-- Start of DATA --

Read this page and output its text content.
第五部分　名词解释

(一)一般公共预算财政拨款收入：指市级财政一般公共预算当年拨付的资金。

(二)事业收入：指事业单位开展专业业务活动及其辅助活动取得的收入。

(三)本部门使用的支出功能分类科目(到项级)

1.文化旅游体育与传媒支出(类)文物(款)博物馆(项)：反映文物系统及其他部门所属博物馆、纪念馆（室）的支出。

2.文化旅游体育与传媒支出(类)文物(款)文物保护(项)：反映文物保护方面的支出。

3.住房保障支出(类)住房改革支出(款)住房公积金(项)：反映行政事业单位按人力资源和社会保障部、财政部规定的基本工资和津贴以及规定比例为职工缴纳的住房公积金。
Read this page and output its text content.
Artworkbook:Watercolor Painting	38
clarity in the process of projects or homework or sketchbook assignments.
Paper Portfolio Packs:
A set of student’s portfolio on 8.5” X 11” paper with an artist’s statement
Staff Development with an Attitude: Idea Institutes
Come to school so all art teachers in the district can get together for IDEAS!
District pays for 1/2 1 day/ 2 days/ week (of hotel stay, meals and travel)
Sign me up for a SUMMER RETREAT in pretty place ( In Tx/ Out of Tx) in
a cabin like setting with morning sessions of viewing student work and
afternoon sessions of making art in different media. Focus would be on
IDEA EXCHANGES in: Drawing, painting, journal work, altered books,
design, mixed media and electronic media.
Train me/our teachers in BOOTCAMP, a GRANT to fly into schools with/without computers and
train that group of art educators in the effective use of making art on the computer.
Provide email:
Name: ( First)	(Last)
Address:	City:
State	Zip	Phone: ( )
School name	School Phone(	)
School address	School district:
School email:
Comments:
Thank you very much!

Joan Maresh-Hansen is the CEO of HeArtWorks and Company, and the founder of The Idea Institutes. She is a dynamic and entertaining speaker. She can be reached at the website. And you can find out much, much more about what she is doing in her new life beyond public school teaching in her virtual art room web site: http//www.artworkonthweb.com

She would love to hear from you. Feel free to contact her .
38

-- End of DATA --

WRITTEN REQUEST - Here, the records must be output exactly and in full.

COMPLETE OUTPUT -
Read this page and output its text content.
第五部分　名词解释

(一)一般公共预算财政拨款收入：指市级财政一般公共预算当年拨付的资金。

(二)事业收入：指事业单位开展专业业务活动及其辅助活动取得的收入。

(三)本部门使用的支出功能分类科目(到项级)

1.文化旅游体育与传媒支出(类)文物(款)博物馆(项)：反映文物系统及其他部门所属博物馆、纪念馆（室）的支出。

2.文化旅游体育与传媒支出(类)文物(款)文物保护(项)：反映文物保护方面的支出。

3.住房保障支出(类)住房改革支出(款)住房公积金(项)：反映行政事业单位按人力资源和社会保障部、财政部规定的基本工资和津贴以及规定比例为职工缴纳的住房公积金。
Read this page and output its text content.
Artworkbook:Watercolor Painting	38
clarity in the process of projects or homework or sketchbook assignments.
Paper Portfolio Packs:
A set of student’s portfolio on 8.5” X 11” paper with an artist’s statement
Staff Development with an Attitude: Idea Institutes
Come to school so all art teachers in the district can get together for IDEAS!
District pays for 1/2 1 day/ 2 days/ week (of hotel stay, meals and travel)
Sign me up for a SUMMER RETREAT in pretty place ( In Tx/ Out of Tx) in
a cabin like setting with morning sessions of viewing student work and
afternoon sessions of making art in different media. Focus would be on
IDEA EXCHANGES in: Drawing, painting, journal work, altered books,
design, mixed media and electronic media.
Train me/our teachers in BOOTCAMP, a GRANT to fly into schools with/without computers and
train that group of art educators in the effective use of making art on the computer.
Provide email:
Name: ( First)	(Last)
Address:	City:
State	Zip	Phone: ( )
School name	School Phone(	)
School address	School district:
School email:
Comments:
Thank you very much!

Joan Maresh-Hansen is the CEO of HeArtWorks and Company, and the founder of The Idea Institutes. She is a dynamic and entertaining speaker. She can be reached at the website. And you can find out much, much more about what she is doing in her new life beyond public school teaching in her virtual art room web site: http//www.artworkonthweb.com

She would love to hear from you. Feel free to contact her .
38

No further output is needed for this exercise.